■ Problem ■
Extract, from the records beneath this instruction, each line that contains the word "Copyright".

[Dataset records]
• • • • •

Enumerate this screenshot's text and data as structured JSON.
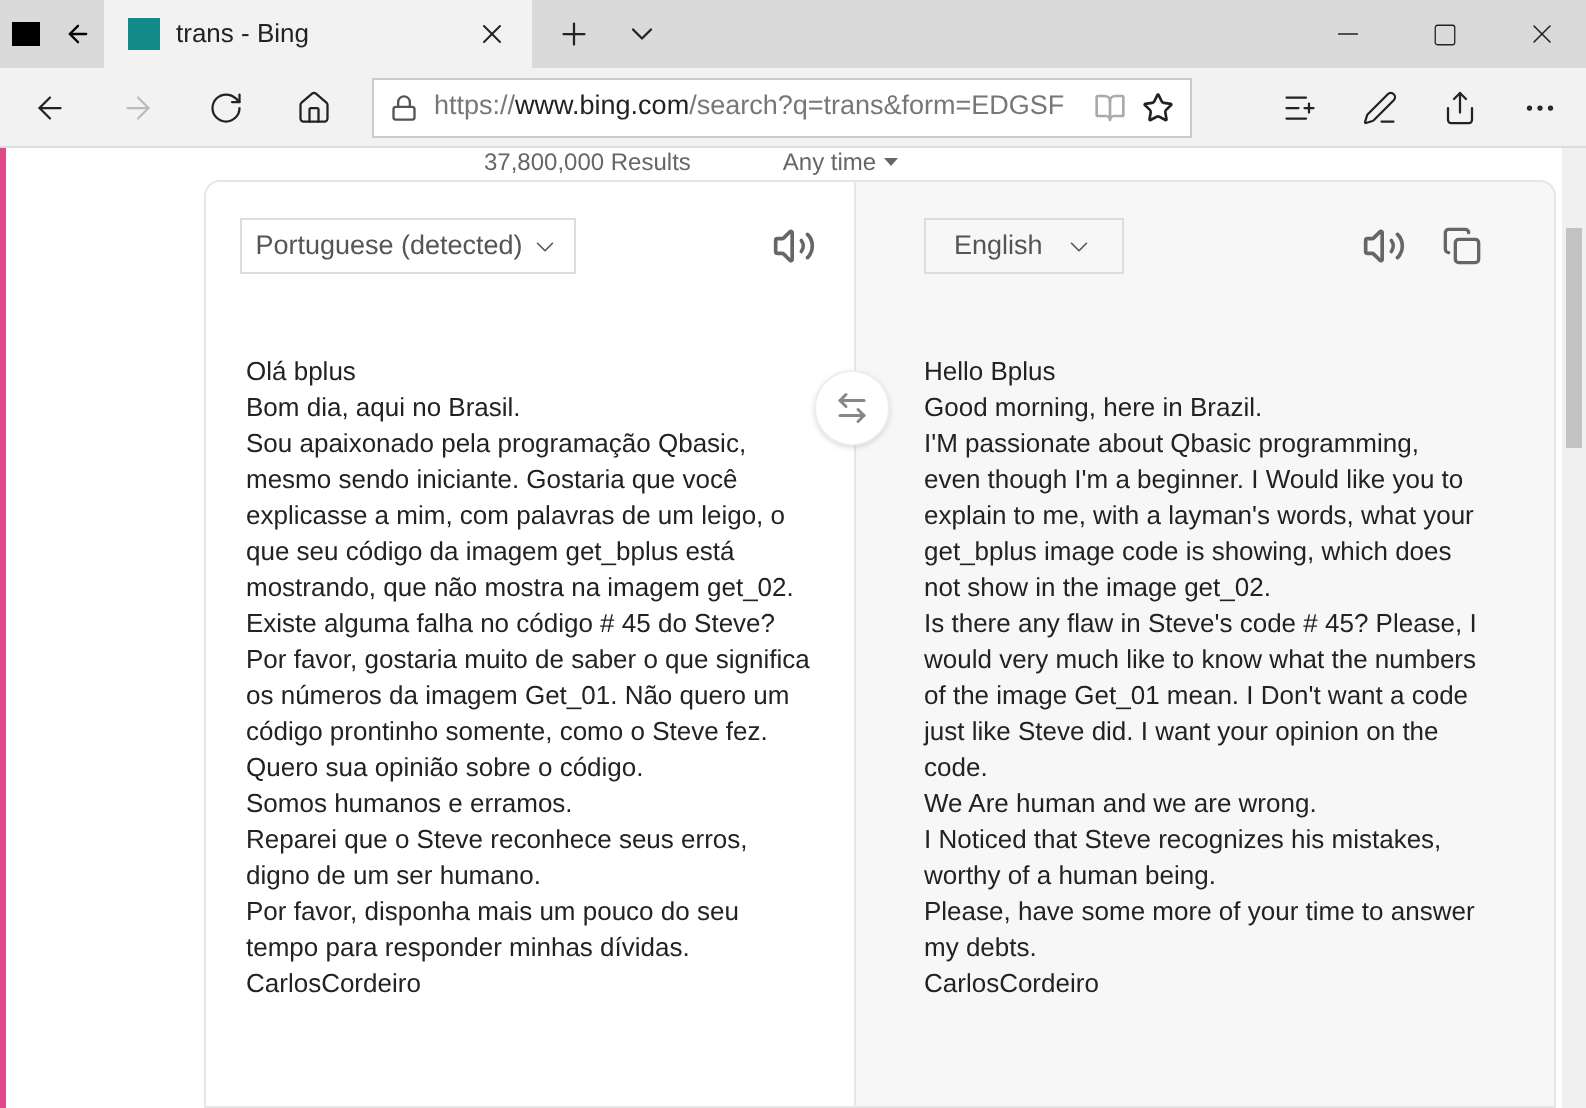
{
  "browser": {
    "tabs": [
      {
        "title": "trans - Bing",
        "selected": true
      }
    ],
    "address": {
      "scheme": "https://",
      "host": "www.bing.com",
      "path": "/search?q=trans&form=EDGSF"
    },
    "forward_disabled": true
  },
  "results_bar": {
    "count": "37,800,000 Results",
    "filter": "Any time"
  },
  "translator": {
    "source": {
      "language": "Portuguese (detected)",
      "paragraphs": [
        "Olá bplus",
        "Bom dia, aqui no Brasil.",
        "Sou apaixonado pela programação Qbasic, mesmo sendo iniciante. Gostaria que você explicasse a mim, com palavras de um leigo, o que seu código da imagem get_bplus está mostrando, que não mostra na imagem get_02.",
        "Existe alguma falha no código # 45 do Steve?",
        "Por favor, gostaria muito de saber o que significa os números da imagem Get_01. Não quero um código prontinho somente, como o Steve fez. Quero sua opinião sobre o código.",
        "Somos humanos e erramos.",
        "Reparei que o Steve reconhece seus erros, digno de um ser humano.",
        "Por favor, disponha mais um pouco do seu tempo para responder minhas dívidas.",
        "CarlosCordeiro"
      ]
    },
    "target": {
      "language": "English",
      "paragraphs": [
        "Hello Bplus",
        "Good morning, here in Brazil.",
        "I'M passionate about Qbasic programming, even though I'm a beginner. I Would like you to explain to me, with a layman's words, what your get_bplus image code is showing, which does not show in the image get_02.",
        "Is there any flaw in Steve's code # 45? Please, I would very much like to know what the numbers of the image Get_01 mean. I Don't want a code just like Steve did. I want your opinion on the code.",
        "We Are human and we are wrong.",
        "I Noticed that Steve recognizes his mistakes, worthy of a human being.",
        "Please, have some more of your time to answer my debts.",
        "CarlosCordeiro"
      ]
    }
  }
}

• • • • •

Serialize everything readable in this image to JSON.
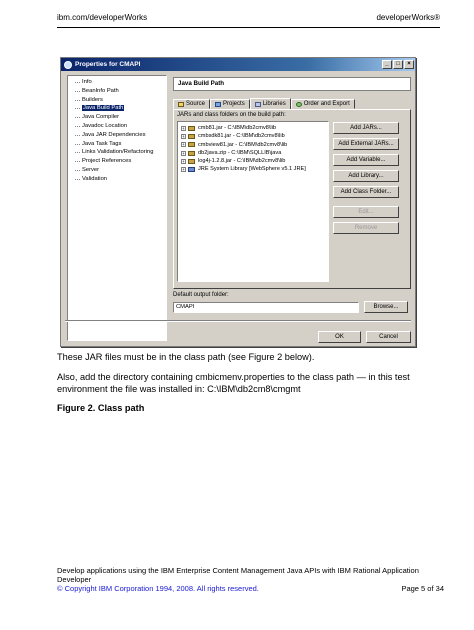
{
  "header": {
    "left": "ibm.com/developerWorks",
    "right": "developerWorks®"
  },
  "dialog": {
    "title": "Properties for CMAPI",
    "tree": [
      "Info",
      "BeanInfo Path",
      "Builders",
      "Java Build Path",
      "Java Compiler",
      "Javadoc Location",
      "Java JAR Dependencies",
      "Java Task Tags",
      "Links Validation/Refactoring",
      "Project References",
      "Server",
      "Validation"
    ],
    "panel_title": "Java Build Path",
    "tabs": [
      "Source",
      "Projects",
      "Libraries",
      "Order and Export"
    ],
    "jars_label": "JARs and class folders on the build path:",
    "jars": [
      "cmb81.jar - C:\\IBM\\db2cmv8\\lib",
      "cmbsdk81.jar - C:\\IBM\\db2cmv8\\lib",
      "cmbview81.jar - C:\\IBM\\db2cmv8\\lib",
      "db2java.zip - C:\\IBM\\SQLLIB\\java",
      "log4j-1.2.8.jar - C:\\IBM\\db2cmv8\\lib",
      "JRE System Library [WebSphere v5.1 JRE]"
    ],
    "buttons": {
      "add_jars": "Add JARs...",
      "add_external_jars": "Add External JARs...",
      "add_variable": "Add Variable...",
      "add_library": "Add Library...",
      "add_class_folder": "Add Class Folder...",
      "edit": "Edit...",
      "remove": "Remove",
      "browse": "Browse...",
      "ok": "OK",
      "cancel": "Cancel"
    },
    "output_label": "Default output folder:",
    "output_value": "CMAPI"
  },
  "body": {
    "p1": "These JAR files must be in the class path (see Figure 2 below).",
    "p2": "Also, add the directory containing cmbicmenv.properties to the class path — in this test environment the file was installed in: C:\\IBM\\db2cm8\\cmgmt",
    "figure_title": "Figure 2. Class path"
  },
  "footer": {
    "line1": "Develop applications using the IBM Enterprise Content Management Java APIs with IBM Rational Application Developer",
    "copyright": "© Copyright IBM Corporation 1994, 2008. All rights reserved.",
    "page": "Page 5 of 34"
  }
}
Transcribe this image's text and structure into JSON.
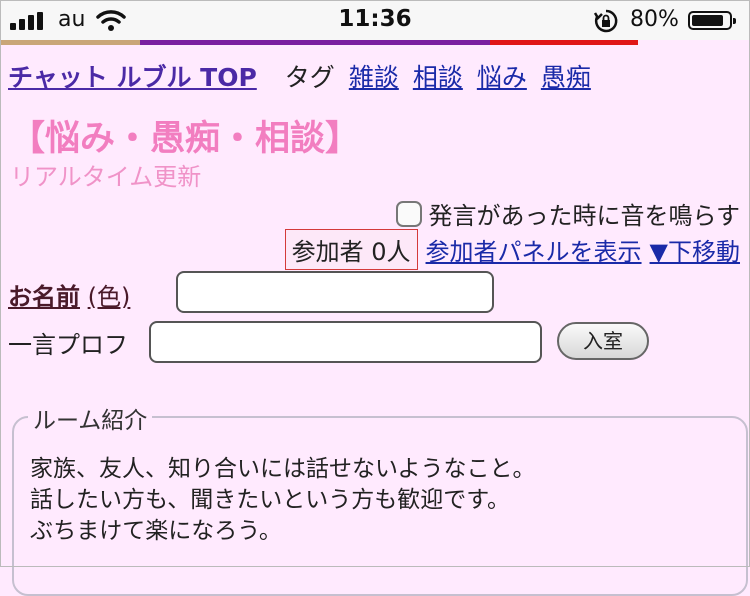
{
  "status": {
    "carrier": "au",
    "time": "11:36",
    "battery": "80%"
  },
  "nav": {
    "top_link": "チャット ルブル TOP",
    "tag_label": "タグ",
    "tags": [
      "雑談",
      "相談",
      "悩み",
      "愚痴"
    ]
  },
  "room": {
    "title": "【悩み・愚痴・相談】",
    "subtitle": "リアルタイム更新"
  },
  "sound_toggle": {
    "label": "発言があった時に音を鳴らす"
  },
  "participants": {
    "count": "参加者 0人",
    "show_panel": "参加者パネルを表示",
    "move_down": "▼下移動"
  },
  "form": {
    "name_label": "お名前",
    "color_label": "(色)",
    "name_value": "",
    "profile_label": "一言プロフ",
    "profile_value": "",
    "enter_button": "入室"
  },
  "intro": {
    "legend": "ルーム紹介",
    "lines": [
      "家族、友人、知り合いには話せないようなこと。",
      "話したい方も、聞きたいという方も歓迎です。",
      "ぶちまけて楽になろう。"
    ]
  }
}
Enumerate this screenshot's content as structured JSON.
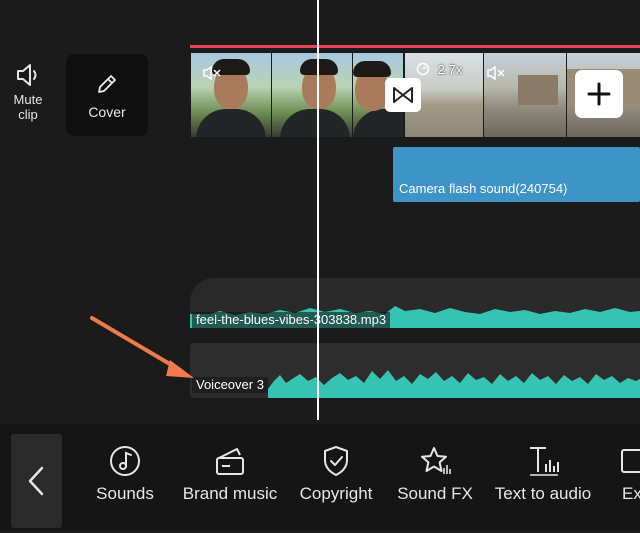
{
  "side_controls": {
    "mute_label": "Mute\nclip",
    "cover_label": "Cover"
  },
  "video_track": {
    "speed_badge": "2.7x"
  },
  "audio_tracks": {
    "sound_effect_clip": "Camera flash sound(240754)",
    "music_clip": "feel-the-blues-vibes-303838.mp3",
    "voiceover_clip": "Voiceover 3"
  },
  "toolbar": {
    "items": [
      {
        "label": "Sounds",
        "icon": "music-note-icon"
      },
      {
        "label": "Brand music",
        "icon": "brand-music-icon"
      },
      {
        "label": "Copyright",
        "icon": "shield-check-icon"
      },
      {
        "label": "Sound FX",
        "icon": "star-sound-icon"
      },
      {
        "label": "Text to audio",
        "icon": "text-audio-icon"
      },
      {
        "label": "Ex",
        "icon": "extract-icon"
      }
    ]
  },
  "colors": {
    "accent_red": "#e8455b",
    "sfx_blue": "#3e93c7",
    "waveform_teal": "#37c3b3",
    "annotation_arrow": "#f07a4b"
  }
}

• • • • •

■ Task answer ■
    "copyright": "© Copyright IBM Corporation 1994, 2008. All rights reserved.",
        "label": "Copyright",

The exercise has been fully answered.